▸ **Task statement**: Your answer should be the number of lines in the listing that hold the string "Step", with no other words.

┌────────

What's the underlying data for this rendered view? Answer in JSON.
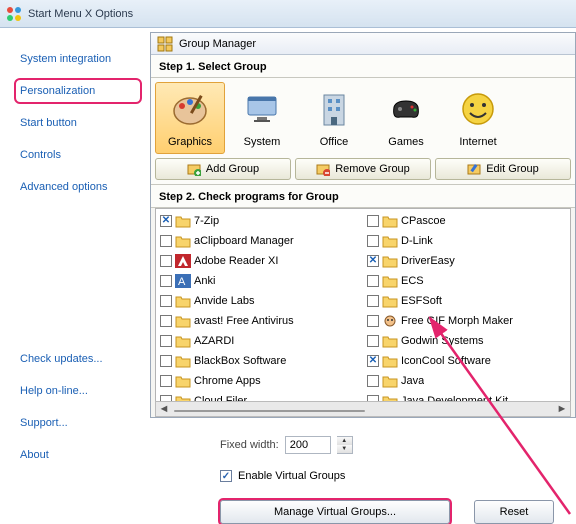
{
  "window_title": "Start Menu X Options",
  "sidebar": {
    "items": [
      {
        "label": "System integration"
      },
      {
        "label": "Personalization"
      },
      {
        "label": "Start button"
      },
      {
        "label": "Controls"
      },
      {
        "label": "Advanced options"
      }
    ],
    "bottom": [
      {
        "label": "Check updates..."
      },
      {
        "label": "Help on-line..."
      },
      {
        "label": "Support..."
      },
      {
        "label": "About"
      }
    ],
    "active_index": 1
  },
  "group_manager": {
    "title": "Group Manager",
    "step1": "Step 1. Select Group",
    "step2": "Step 2. Check programs for Group",
    "groups": [
      {
        "label": "Graphics"
      },
      {
        "label": "System"
      },
      {
        "label": "Office"
      },
      {
        "label": "Games"
      },
      {
        "label": "Internet"
      }
    ],
    "selected_group": 0,
    "toolbar": {
      "add": "Add Group",
      "remove": "Remove Group",
      "edit": "Edit Group"
    },
    "programs_col1": [
      {
        "checked": true,
        "name": "7-Zip",
        "icon": "folder"
      },
      {
        "checked": false,
        "name": "aClipboard Manager",
        "icon": "folder"
      },
      {
        "checked": false,
        "name": "Adobe Reader XI",
        "icon": "adobe"
      },
      {
        "checked": false,
        "name": "Anki",
        "icon": "anki"
      },
      {
        "checked": false,
        "name": "Anvide Labs",
        "icon": "folder"
      },
      {
        "checked": false,
        "name": "avast! Free Antivirus",
        "icon": "folder"
      },
      {
        "checked": false,
        "name": "AZARDI",
        "icon": "folder"
      },
      {
        "checked": false,
        "name": "BlackBox Software",
        "icon": "folder"
      },
      {
        "checked": false,
        "name": "Chrome Apps",
        "icon": "folder"
      },
      {
        "checked": false,
        "name": "Cloud Filer",
        "icon": "folder"
      }
    ],
    "programs_col2": [
      {
        "checked": false,
        "name": "CPascoe",
        "icon": "folder"
      },
      {
        "checked": false,
        "name": "D-Link",
        "icon": "folder"
      },
      {
        "checked": true,
        "name": "DriverEasy",
        "icon": "folder"
      },
      {
        "checked": false,
        "name": "ECS",
        "icon": "folder"
      },
      {
        "checked": false,
        "name": "ESFSoft",
        "icon": "folder"
      },
      {
        "checked": false,
        "name": "Free GIF Morph Maker",
        "icon": "gif"
      },
      {
        "checked": false,
        "name": "Godwin Systems",
        "icon": "folder"
      },
      {
        "checked": true,
        "name": "IconCool Software",
        "icon": "folder"
      },
      {
        "checked": false,
        "name": "Java",
        "icon": "folder"
      },
      {
        "checked": false,
        "name": "Java Development Kit",
        "icon": "folder"
      }
    ]
  },
  "fixed_width": {
    "label": "Fixed width:",
    "value": "200"
  },
  "enable_vg": "Enable Virtual Groups",
  "manage_btn": "Manage Virtual Groups...",
  "reset_btn": "Reset"
}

└────────

▸ **Your solution**: 2